━━ ENTRIES SHOWN

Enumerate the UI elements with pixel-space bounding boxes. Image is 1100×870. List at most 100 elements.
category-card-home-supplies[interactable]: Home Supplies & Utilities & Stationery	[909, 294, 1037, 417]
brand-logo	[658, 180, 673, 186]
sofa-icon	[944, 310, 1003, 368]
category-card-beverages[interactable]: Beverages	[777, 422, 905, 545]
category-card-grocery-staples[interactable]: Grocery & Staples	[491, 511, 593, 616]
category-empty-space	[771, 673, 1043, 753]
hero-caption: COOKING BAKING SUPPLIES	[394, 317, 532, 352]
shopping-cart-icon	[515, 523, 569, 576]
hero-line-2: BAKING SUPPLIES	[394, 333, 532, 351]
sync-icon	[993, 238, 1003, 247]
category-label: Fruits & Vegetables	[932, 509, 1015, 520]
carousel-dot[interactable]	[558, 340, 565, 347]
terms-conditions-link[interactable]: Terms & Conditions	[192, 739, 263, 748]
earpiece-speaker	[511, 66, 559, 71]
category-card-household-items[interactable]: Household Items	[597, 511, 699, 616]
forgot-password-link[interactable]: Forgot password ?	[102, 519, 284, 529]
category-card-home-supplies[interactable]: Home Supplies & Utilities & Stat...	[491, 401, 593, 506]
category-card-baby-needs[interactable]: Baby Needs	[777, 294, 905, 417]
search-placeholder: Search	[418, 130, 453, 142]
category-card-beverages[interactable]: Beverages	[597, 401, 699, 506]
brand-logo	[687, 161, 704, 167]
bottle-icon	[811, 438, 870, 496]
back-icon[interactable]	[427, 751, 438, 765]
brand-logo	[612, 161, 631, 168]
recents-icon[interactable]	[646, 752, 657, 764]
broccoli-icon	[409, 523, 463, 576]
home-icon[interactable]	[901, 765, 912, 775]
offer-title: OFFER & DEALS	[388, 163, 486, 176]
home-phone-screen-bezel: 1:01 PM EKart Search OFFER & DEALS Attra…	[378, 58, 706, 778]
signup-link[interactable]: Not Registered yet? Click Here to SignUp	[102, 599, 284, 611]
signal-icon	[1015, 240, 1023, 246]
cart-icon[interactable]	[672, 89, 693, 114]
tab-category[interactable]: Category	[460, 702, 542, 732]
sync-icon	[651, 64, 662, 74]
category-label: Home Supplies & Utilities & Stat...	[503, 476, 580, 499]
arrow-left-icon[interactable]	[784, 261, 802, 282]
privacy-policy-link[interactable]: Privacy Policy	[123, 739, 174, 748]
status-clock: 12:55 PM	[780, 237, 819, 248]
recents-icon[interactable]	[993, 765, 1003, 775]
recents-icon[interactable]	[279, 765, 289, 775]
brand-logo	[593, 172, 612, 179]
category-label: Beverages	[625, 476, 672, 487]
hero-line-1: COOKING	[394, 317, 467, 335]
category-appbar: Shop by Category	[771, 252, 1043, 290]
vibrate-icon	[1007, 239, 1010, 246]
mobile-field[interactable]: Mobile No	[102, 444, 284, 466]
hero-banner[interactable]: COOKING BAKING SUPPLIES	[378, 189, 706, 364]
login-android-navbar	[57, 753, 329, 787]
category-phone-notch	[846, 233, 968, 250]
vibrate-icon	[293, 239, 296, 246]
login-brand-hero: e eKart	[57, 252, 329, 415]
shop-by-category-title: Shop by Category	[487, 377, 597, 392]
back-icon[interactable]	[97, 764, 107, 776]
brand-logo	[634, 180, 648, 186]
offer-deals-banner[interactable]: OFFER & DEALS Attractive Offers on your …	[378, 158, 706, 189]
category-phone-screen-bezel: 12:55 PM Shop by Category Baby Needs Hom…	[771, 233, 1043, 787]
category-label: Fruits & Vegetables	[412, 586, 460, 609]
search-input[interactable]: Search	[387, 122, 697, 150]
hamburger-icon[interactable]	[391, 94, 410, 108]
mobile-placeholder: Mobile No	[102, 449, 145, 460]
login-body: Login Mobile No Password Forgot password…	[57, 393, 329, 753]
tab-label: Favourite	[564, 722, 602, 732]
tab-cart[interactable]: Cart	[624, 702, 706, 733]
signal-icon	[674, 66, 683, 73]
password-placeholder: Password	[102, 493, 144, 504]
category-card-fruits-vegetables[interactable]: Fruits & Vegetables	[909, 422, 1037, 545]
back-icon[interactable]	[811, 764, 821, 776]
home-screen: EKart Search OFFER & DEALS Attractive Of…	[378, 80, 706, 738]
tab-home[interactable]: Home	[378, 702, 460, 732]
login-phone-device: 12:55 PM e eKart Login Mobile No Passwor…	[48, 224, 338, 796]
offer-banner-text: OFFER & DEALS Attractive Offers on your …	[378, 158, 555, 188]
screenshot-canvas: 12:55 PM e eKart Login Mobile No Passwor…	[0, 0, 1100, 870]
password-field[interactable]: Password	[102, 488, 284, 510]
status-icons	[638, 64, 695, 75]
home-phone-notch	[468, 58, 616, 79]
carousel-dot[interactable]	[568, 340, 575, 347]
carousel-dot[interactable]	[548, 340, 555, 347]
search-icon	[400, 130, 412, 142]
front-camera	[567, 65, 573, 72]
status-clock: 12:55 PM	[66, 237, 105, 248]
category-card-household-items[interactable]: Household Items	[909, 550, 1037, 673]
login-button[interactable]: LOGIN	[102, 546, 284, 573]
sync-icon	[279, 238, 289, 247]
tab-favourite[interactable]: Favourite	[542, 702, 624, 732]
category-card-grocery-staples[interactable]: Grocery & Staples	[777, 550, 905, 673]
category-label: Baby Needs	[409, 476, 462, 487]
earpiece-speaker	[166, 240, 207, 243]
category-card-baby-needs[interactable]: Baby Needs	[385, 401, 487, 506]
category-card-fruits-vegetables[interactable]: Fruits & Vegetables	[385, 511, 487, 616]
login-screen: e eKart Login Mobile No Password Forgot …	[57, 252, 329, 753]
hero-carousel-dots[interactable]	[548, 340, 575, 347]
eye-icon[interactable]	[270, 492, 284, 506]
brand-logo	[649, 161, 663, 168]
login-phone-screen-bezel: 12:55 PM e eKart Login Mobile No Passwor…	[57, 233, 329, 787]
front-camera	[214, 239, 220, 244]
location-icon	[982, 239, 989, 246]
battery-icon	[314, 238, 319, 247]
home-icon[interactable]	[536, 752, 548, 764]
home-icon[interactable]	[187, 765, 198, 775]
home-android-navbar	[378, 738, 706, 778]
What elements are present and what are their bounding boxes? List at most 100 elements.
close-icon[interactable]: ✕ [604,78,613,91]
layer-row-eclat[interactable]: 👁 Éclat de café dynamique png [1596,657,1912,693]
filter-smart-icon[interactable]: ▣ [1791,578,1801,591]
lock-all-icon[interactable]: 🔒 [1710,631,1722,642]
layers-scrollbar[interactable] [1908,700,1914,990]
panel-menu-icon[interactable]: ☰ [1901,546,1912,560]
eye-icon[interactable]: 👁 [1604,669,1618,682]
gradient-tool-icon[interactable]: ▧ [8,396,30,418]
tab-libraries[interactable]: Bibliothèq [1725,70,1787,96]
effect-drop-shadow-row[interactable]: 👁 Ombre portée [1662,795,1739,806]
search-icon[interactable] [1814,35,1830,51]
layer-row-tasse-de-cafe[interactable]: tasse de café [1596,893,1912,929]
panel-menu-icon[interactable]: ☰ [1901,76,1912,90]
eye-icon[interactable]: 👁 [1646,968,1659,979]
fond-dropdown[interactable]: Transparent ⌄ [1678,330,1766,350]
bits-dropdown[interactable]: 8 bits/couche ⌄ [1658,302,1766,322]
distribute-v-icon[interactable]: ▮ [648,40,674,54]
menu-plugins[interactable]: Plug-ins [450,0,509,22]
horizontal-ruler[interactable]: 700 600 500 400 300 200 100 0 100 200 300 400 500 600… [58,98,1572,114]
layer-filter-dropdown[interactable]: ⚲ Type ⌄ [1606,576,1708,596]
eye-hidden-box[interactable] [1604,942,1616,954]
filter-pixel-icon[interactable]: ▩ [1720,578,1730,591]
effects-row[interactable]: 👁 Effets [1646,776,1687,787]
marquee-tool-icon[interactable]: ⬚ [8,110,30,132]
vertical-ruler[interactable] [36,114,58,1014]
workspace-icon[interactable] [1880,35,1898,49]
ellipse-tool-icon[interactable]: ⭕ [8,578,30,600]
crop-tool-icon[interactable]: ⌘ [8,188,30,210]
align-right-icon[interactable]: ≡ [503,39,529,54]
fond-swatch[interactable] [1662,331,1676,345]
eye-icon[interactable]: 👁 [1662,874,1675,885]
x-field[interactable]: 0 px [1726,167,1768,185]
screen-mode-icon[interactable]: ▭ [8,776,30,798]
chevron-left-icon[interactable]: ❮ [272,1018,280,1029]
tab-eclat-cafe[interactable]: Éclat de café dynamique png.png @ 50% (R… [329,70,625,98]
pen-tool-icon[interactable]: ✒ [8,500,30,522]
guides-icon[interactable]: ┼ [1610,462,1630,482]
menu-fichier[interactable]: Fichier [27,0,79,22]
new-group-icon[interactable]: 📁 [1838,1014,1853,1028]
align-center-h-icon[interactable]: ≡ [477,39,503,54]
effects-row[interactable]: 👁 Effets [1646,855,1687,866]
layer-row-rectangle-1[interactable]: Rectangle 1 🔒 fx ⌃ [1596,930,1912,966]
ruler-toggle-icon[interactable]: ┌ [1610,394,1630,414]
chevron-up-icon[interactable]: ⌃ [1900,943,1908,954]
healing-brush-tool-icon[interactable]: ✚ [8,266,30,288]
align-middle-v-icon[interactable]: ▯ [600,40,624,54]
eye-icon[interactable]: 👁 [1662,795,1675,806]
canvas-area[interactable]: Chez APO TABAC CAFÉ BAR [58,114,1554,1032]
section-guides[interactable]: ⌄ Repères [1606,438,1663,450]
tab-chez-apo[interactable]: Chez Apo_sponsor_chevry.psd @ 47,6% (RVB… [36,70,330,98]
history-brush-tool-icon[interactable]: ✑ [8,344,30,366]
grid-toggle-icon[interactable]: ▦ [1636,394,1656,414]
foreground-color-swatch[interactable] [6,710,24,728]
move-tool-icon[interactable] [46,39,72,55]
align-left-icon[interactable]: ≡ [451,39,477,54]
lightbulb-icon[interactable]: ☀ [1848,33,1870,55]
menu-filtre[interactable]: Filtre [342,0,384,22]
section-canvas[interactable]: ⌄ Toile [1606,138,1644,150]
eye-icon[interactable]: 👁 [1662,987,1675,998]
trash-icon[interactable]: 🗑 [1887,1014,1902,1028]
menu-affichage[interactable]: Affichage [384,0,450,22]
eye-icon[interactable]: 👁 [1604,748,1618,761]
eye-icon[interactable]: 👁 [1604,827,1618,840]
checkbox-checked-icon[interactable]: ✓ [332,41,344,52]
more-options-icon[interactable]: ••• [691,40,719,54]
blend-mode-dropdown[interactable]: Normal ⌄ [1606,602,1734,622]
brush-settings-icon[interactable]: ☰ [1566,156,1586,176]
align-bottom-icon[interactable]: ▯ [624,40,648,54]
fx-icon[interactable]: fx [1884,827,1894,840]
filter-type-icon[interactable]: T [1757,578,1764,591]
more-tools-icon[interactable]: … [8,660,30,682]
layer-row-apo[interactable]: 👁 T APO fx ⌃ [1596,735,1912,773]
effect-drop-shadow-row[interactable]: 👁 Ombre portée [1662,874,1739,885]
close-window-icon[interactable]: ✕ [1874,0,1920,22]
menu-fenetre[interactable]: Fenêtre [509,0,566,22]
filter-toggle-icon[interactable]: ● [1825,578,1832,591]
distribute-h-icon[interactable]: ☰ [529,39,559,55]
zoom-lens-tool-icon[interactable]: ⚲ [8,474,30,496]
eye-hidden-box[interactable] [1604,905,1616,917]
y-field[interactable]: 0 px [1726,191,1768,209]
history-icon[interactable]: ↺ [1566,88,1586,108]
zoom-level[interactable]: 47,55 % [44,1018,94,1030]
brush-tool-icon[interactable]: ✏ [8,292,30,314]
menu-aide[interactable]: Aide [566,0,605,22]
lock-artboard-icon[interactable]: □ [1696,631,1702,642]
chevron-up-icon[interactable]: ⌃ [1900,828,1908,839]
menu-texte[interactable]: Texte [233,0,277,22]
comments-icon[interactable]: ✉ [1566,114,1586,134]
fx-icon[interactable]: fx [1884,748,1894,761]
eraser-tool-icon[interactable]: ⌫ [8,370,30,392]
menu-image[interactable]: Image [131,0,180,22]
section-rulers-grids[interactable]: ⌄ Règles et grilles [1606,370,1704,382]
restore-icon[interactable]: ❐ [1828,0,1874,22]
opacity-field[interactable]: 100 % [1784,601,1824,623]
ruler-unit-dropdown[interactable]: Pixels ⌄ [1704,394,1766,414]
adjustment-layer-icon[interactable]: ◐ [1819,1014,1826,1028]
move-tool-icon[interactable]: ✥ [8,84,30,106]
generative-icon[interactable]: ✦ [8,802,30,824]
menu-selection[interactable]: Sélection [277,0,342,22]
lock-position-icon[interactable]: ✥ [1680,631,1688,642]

━━━━

REQUEST: Please rewrite the records from their start through the line containing "333, 532, 351]", replacing "brand-logo" with "store-logo" and leaving everything else unchanged.

PROBLEM SOLUTION:
Enumerate the UI elements with pixel-space bounding boxes. Image is 1100×870. List at most 100 elements.
category-card-home-supplies[interactable]: Home Supplies & Utilities & Stationery	[909, 294, 1037, 417]
store-logo	[658, 180, 673, 186]
sofa-icon	[944, 310, 1003, 368]
category-card-beverages[interactable]: Beverages	[777, 422, 905, 545]
category-card-grocery-staples[interactable]: Grocery & Staples	[491, 511, 593, 616]
category-empty-space	[771, 673, 1043, 753]
hero-caption: COOKING BAKING SUPPLIES	[394, 317, 532, 352]
shopping-cart-icon	[515, 523, 569, 576]
hero-line-2: BAKING SUPPLIES	[394, 333, 532, 351]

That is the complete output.